* [Challenge]: Quote the records that follow in full and exactly; leave out the pictures.

☆ ☆ ☆

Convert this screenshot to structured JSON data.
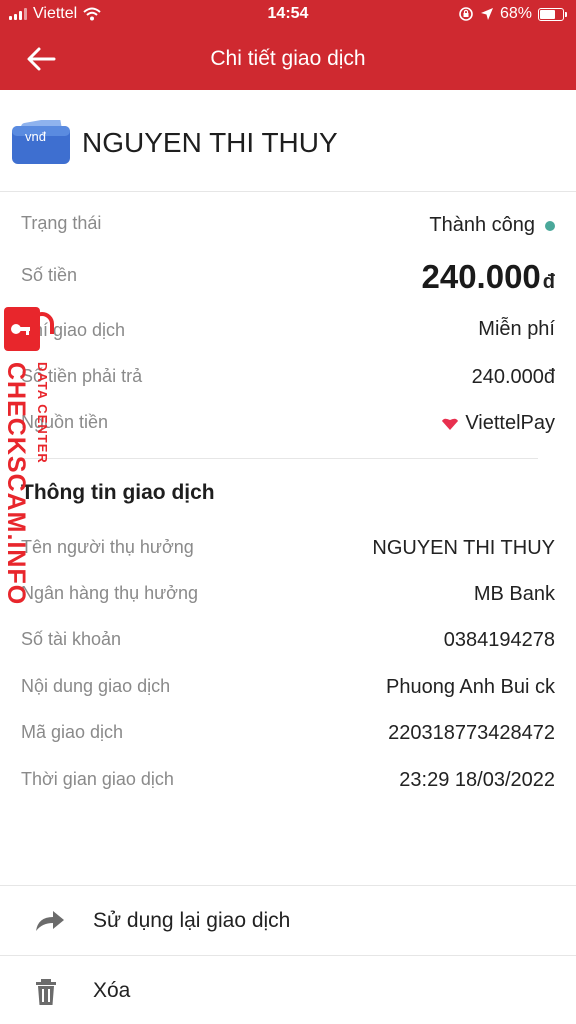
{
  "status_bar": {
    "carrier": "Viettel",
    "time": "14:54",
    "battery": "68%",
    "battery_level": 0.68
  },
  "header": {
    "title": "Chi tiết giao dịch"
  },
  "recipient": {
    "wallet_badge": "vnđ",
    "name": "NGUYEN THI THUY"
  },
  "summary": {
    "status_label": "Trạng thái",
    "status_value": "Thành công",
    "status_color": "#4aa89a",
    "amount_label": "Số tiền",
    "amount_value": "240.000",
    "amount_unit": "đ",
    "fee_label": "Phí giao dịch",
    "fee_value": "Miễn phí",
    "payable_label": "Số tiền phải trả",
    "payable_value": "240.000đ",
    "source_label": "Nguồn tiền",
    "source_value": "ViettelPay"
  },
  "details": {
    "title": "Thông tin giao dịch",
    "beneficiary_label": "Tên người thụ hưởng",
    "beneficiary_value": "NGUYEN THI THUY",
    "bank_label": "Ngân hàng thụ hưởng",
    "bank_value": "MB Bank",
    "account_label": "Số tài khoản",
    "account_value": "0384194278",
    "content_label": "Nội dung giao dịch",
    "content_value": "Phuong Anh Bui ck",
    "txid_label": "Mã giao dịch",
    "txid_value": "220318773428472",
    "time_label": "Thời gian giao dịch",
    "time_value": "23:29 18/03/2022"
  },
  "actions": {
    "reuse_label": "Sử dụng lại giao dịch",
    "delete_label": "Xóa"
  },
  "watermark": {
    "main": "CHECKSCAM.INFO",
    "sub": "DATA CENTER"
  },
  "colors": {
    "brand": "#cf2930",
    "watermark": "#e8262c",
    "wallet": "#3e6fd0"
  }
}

☆ ☆ ☆

* [Exercise answer]:
Convert this screenshot to structured JSON data.
{
  "status_bar": {
    "carrier": "Viettel",
    "time": "14:54",
    "battery": "68%",
    "battery_level": 0.68
  },
  "header": {
    "title": "Chi tiết giao dịch"
  },
  "recipient": {
    "wallet_badge": "vnđ",
    "name": "NGUYEN THI THUY"
  },
  "summary": {
    "status_label": "Trạng thái",
    "status_value": "Thành công",
    "status_color": "#4aa89a",
    "amount_label": "Số tiền",
    "amount_value": "240.000",
    "amount_unit": "đ",
    "fee_label": "Phí giao dịch",
    "fee_value": "Miễn phí",
    "payable_label": "Số tiền phải trả",
    "payable_value": "240.000đ",
    "source_label": "Nguồn tiền",
    "source_value": "ViettelPay"
  },
  "details": {
    "title": "Thông tin giao dịch",
    "beneficiary_label": "Tên người thụ hưởng",
    "beneficiary_value": "NGUYEN THI THUY",
    "bank_label": "Ngân hàng thụ hưởng",
    "bank_value": "MB Bank",
    "account_label": "Số tài khoản",
    "account_value": "0384194278",
    "content_label": "Nội dung giao dịch",
    "content_value": "Phuong Anh Bui ck",
    "txid_label": "Mã giao dịch",
    "txid_value": "220318773428472",
    "time_label": "Thời gian giao dịch",
    "time_value": "23:29 18/03/2022"
  },
  "actions": {
    "reuse_label": "Sử dụng lại giao dịch",
    "delete_label": "Xóa"
  },
  "watermark": {
    "main": "CHECKSCAM.INFO",
    "sub": "DATA CENTER"
  },
  "colors": {
    "brand": "#cf2930",
    "watermark": "#e8262c",
    "wallet": "#3e6fd0"
  }
}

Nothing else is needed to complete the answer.